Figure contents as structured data
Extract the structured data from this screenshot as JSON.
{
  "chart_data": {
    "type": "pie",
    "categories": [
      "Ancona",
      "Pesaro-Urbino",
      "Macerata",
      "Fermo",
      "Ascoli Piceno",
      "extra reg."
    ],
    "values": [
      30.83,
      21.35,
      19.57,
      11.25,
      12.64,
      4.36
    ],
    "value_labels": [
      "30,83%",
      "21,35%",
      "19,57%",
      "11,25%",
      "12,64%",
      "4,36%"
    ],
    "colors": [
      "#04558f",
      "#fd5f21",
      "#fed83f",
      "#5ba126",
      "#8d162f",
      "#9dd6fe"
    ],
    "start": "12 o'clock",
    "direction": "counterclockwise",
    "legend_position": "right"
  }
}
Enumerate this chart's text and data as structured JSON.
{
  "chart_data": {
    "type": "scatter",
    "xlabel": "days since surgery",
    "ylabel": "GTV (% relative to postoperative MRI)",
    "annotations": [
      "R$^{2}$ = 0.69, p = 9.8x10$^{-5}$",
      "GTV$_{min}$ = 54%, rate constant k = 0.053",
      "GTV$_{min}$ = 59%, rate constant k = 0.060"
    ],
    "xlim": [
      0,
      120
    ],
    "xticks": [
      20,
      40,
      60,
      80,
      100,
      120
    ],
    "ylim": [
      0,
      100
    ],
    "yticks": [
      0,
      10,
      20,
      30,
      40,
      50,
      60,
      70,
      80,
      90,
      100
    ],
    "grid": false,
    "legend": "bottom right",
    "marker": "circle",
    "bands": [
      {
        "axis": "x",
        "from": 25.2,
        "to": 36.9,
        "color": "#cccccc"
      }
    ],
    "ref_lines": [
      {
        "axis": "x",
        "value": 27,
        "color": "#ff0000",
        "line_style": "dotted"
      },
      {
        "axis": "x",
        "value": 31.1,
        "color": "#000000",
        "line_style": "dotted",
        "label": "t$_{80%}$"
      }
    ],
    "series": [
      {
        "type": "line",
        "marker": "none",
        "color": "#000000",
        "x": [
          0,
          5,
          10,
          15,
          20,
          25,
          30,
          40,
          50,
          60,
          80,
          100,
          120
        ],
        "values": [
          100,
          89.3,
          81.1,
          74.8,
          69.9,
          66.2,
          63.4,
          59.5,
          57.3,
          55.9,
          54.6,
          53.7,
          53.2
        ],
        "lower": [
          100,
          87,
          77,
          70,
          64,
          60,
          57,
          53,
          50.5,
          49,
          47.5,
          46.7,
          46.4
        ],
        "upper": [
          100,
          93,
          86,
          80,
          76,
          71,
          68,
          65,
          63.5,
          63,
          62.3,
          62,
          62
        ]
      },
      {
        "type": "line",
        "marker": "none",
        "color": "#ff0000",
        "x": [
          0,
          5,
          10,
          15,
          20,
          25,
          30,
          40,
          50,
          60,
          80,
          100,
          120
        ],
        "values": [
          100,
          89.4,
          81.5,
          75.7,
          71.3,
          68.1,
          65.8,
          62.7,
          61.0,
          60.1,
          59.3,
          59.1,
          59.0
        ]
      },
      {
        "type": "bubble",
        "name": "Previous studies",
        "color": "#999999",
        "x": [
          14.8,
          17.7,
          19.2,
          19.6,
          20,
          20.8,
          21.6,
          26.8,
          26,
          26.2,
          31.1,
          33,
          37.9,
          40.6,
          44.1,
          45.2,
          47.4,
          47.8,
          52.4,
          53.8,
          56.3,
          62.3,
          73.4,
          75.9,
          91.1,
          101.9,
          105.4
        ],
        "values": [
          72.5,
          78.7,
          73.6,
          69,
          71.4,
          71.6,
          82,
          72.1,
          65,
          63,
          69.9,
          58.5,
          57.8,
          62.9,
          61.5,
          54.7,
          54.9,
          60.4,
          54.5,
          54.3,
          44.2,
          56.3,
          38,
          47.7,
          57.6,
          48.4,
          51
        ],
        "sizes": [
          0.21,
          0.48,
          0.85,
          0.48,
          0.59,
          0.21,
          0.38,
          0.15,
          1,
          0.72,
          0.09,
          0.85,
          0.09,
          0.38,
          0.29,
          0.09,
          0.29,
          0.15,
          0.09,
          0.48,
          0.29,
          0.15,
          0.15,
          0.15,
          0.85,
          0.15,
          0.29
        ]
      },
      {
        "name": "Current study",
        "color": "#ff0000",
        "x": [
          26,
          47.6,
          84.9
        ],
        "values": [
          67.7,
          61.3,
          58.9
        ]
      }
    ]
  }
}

■ **TASK DIRECTIONS**
Return the entries above exactly, each one complete.

■ **THE ANSWER**
Extract the structured data from this screenshot as JSON.
{
  "chart_data": {
    "type": "pie",
    "categories": [
      "Ancona",
      "Pesaro-Urbino",
      "Macerata",
      "Fermo",
      "Ascoli Piceno",
      "extra reg."
    ],
    "values": [
      30.83,
      21.35,
      19.57,
      11.25,
      12.64,
      4.36
    ],
    "value_labels": [
      "30,83%",
      "21,35%",
      "19,57%",
      "11,25%",
      "12,64%",
      "4,36%"
    ],
    "colors": [
      "#04558f",
      "#fd5f21",
      "#fed83f",
      "#5ba126",
      "#8d162f",
      "#9dd6fe"
    ],
    "start": "12 o'clock",
    "direction": "counterclockwise",
    "legend_position": "right"
  }
}
Enumerate this chart's text and data as structured JSON.
{
  "chart_data": {
    "type": "scatter",
    "xlabel": "days since surgery",
    "ylabel": "GTV (% relative to postoperative MRI)",
    "annotations": [
      "R$^{2}$ = 0.69, p = 9.8x10$^{-5}$",
      "GTV$_{min}$ = 54%, rate constant k = 0.053",
      "GTV$_{min}$ = 59%, rate constant k = 0.060"
    ],
    "xlim": [
      0,
      120
    ],
    "xticks": [
      20,
      40,
      60,
      80,
      100,
      120
    ],
    "ylim": [
      0,
      100
    ],
    "yticks": [
      0,
      10,
      20,
      30,
      40,
      50,
      60,
      70,
      80,
      90,
      100
    ],
    "grid": false,
    "legend": "bottom right",
    "marker": "circle",
    "bands": [
      {
        "axis": "x",
        "from": 25.2,
        "to": 36.9,
        "color": "#cccccc"
      }
    ],
    "ref_lines": [
      {
        "axis": "x",
        "value": 27,
        "color": "#ff0000",
        "line_style": "dotted"
      },
      {
        "axis": "x",
        "value": 31.1,
        "color": "#000000",
        "line_style": "dotted",
        "label": "t$_{80%}$"
      }
    ],
    "series": [
      {
        "type": "line",
        "marker": "none",
        "color": "#000000",
        "x": [
          0,
          5,
          10,
          15,
          20,
          25,
          30,
          40,
          50,
          60,
          80,
          100,
          120
        ],
        "values": [
          100,
          89.3,
          81.1,
          74.8,
          69.9,
          66.2,
          63.4,
          59.5,
          57.3,
          55.9,
          54.6,
          53.7,
          53.2
        ],
        "lower": [
          100,
          87,
          77,
          70,
          64,
          60,
          57,
          53,
          50.5,
          49,
          47.5,
          46.7,
          46.4
        ],
        "upper": [
          100,
          93,
          86,
          80,
          76,
          71,
          68,
          65,
          63.5,
          63,
          62.3,
          62,
          62
        ]
      },
      {
        "type": "line",
        "marker": "none",
        "color": "#ff0000",
        "x": [
          0,
          5,
          10,
          15,
          20,
          25,
          30,
          40,
          50,
          60,
          80,
          100,
          120
        ],
        "values": [
          100,
          89.4,
          81.5,
          75.7,
          71.3,
          68.1,
          65.8,
          62.7,
          61.0,
          60.1,
          59.3,
          59.1,
          59.0
        ]
      },
      {
        "type": "bubble",
        "name": "Previous studies",
        "color": "#999999",
        "x": [
          14.8,
          17.7,
          19.2,
          19.6,
          20,
          20.8,
          21.6,
          26.8,
          26,
          26.2,
          31.1,
          33,
          37.9,
          40.6,
          44.1,
          45.2,
          47.4,
          47.8,
          52.4,
          53.8,
          56.3,
          62.3,
          73.4,
          75.9,
          91.1,
          101.9,
          105.4
        ],
        "values": [
          72.5,
          78.7,
          73.6,
          69,
          71.4,
          71.6,
          82,
          72.1,
          65,
          63,
          69.9,
          58.5,
          57.8,
          62.9,
          61.5,
          54.7,
          54.9,
          60.4,
          54.5,
          54.3,
          44.2,
          56.3,
          38,
          47.7,
          57.6,
          48.4,
          51
        ],
        "sizes": [
          0.21,
          0.48,
          0.85,
          0.48,
          0.59,
          0.21,
          0.38,
          0.15,
          1,
          0.72,
          0.09,
          0.85,
          0.09,
          0.38,
          0.29,
          0.09,
          0.29,
          0.15,
          0.09,
          0.48,
          0.29,
          0.15,
          0.15,
          0.15,
          0.85,
          0.15,
          0.29
        ]
      },
      {
        "name": "Current study",
        "color": "#ff0000",
        "x": [
          26,
          47.6,
          84.9
        ],
        "values": [
          67.7,
          61.3,
          58.9
        ]
      }
    ]
  }
}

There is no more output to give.